*Exercise materials*:

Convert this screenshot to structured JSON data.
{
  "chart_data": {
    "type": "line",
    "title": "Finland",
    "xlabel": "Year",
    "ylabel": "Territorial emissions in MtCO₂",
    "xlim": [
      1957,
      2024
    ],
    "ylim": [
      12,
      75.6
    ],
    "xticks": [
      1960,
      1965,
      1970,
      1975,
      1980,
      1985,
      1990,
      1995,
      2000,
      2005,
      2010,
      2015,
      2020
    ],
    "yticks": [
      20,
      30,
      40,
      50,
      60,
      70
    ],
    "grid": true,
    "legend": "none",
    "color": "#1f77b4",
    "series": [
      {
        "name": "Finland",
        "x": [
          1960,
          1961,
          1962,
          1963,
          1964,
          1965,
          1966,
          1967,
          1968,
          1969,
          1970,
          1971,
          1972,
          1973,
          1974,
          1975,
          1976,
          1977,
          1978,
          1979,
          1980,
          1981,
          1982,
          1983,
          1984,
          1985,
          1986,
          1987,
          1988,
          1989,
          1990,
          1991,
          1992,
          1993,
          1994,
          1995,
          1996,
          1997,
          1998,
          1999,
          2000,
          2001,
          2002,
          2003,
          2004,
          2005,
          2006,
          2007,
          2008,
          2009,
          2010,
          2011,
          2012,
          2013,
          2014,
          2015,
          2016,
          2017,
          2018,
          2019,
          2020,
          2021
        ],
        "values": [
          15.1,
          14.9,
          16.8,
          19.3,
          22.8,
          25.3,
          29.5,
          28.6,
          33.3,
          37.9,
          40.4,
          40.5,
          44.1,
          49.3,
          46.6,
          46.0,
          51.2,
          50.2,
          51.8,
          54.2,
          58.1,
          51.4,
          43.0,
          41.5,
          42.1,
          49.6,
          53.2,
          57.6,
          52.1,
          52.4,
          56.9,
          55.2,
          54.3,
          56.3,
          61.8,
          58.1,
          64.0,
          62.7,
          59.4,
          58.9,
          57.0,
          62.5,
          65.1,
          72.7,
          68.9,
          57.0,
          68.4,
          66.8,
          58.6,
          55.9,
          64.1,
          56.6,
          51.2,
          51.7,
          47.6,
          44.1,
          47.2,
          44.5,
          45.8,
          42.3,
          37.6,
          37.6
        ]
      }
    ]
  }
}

*Required task*:
Return the listing above in its exact form.

*In response*:
Convert this screenshot to structured JSON data.
{
  "chart_data": {
    "type": "line",
    "title": "Finland",
    "xlabel": "Year",
    "ylabel": "Territorial emissions in MtCO₂",
    "xlim": [
      1957,
      2024
    ],
    "ylim": [
      12,
      75.6
    ],
    "xticks": [
      1960,
      1965,
      1970,
      1975,
      1980,
      1985,
      1990,
      1995,
      2000,
      2005,
      2010,
      2015,
      2020
    ],
    "yticks": [
      20,
      30,
      40,
      50,
      60,
      70
    ],
    "grid": true,
    "legend": "none",
    "color": "#1f77b4",
    "series": [
      {
        "name": "Finland",
        "x": [
          1960,
          1961,
          1962,
          1963,
          1964,
          1965,
          1966,
          1967,
          1968,
          1969,
          1970,
          1971,
          1972,
          1973,
          1974,
          1975,
          1976,
          1977,
          1978,
          1979,
          1980,
          1981,
          1982,
          1983,
          1984,
          1985,
          1986,
          1987,
          1988,
          1989,
          1990,
          1991,
          1992,
          1993,
          1994,
          1995,
          1996,
          1997,
          1998,
          1999,
          2000,
          2001,
          2002,
          2003,
          2004,
          2005,
          2006,
          2007,
          2008,
          2009,
          2010,
          2011,
          2012,
          2013,
          2014,
          2015,
          2016,
          2017,
          2018,
          2019,
          2020,
          2021
        ],
        "values": [
          15.1,
          14.9,
          16.8,
          19.3,
          22.8,
          25.3,
          29.5,
          28.6,
          33.3,
          37.9,
          40.4,
          40.5,
          44.1,
          49.3,
          46.6,
          46.0,
          51.2,
          50.2,
          51.8,
          54.2,
          58.1,
          51.4,
          43.0,
          41.5,
          42.1,
          49.6,
          53.2,
          57.6,
          52.1,
          52.4,
          56.9,
          55.2,
          54.3,
          56.3,
          61.8,
          58.1,
          64.0,
          62.7,
          59.4,
          58.9,
          57.0,
          62.5,
          65.1,
          72.7,
          68.9,
          57.0,
          68.4,
          66.8,
          58.6,
          55.9,
          64.1,
          56.6,
          51.2,
          51.7,
          47.6,
          44.1,
          47.2,
          44.5,
          45.8,
          42.3,
          37.6,
          37.6
        ]
      }
    ]
  }
}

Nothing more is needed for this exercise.